### [WRITTEN INSTRUCTION]
Each record is to be transcribed exactly.

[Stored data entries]

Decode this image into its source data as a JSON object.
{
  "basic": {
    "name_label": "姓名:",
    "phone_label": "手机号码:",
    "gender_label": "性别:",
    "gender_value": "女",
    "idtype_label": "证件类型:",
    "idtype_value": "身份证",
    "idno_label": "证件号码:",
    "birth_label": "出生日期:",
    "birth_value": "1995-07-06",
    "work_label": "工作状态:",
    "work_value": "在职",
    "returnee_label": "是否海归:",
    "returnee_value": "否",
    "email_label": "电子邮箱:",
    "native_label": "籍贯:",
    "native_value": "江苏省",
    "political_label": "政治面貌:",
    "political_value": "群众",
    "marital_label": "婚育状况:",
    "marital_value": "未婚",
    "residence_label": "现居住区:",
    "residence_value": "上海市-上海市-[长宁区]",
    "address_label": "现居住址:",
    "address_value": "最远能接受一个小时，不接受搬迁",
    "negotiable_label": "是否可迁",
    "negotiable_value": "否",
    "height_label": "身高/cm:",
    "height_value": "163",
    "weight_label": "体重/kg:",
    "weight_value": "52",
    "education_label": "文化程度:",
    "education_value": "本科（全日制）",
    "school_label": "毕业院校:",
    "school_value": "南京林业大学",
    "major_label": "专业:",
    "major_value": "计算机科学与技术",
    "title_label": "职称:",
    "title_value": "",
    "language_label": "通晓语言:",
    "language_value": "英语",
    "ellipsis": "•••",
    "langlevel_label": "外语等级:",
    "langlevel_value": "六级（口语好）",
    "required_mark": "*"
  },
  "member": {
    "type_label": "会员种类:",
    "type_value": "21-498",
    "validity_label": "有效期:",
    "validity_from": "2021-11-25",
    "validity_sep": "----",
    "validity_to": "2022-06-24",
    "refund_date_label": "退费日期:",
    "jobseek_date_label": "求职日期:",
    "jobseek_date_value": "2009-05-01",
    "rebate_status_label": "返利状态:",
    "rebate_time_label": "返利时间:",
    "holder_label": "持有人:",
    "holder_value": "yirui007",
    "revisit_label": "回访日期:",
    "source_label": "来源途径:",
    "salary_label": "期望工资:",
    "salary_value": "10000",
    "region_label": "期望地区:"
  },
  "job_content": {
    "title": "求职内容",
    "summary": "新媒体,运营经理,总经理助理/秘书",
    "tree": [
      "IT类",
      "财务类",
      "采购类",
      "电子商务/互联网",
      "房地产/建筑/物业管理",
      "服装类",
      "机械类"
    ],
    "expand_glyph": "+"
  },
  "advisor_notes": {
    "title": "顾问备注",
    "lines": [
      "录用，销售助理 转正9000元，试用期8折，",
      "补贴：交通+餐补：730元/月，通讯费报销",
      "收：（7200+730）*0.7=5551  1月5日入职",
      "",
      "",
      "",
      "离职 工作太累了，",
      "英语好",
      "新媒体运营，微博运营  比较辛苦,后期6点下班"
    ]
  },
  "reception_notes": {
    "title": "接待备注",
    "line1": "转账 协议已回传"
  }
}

### [ANSWER TO THIS TASK]
Decode this image into its source data as a JSON object.
{
  "basic": {
    "name_label": "姓名:",
    "phone_label": "手机号码:",
    "gender_label": "性别:",
    "gender_value": "女",
    "idtype_label": "证件类型:",
    "idtype_value": "身份证",
    "idno_label": "证件号码:",
    "birth_label": "出生日期:",
    "birth_value": "1995-07-06",
    "work_label": "工作状态:",
    "work_value": "在职",
    "returnee_label": "是否海归:",
    "returnee_value": "否",
    "email_label": "电子邮箱:",
    "native_label": "籍贯:",
    "native_value": "江苏省",
    "political_label": "政治面貌:",
    "political_value": "群众",
    "marital_label": "婚育状况:",
    "marital_value": "未婚",
    "residence_label": "现居住区:",
    "residence_value": "上海市-上海市-[长宁区]",
    "address_label": "现居住址:",
    "address_value": "最远能接受一个小时，不接受搬迁",
    "negotiable_label": "是否可迁",
    "negotiable_value": "否",
    "height_label": "身高/cm:",
    "height_value": "163",
    "weight_label": "体重/kg:",
    "weight_value": "52",
    "education_label": "文化程度:",
    "education_value": "本科（全日制）",
    "school_label": "毕业院校:",
    "school_value": "南京林业大学",
    "major_label": "专业:",
    "major_value": "计算机科学与技术",
    "title_label": "职称:",
    "title_value": "",
    "language_label": "通晓语言:",
    "language_value": "英语",
    "ellipsis": "•••",
    "langlevel_label": "外语等级:",
    "langlevel_value": "六级（口语好）",
    "required_mark": "*"
  },
  "member": {
    "type_label": "会员种类:",
    "type_value": "21-498",
    "validity_label": "有效期:",
    "validity_from": "2021-11-25",
    "validity_sep": "----",
    "validity_to": "2022-06-24",
    "refund_date_label": "退费日期:",
    "jobseek_date_label": "求职日期:",
    "jobseek_date_value": "2009-05-01",
    "rebate_status_label": "返利状态:",
    "rebate_time_label": "返利时间:",
    "holder_label": "持有人:",
    "holder_value": "yirui007",
    "revisit_label": "回访日期:",
    "source_label": "来源途径:",
    "salary_label": "期望工资:",
    "salary_value": "10000",
    "region_label": "期望地区:"
  },
  "job_content": {
    "title": "求职内容",
    "summary": "新媒体,运营经理,总经理助理/秘书",
    "tree": [
      "IT类",
      "财务类",
      "采购类",
      "电子商务/互联网",
      "房地产/建筑/物业管理",
      "服装类",
      "机械类"
    ],
    "expand_glyph": "+"
  },
  "advisor_notes": {
    "title": "顾问备注",
    "lines": [
      "录用，销售助理 转正9000元，试用期8折，",
      "补贴：交通+餐补：730元/月，通讯费报销",
      "收：（7200+730）*0.7=5551  1月5日入职",
      "",
      "",
      "",
      "离职 工作太累了，",
      "英语好",
      "新媒体运营，微博运营  比较辛苦,后期6点下班"
    ]
  },
  "reception_notes": {
    "title": "接待备注",
    "line1": "转账 协议已回传"
  }
}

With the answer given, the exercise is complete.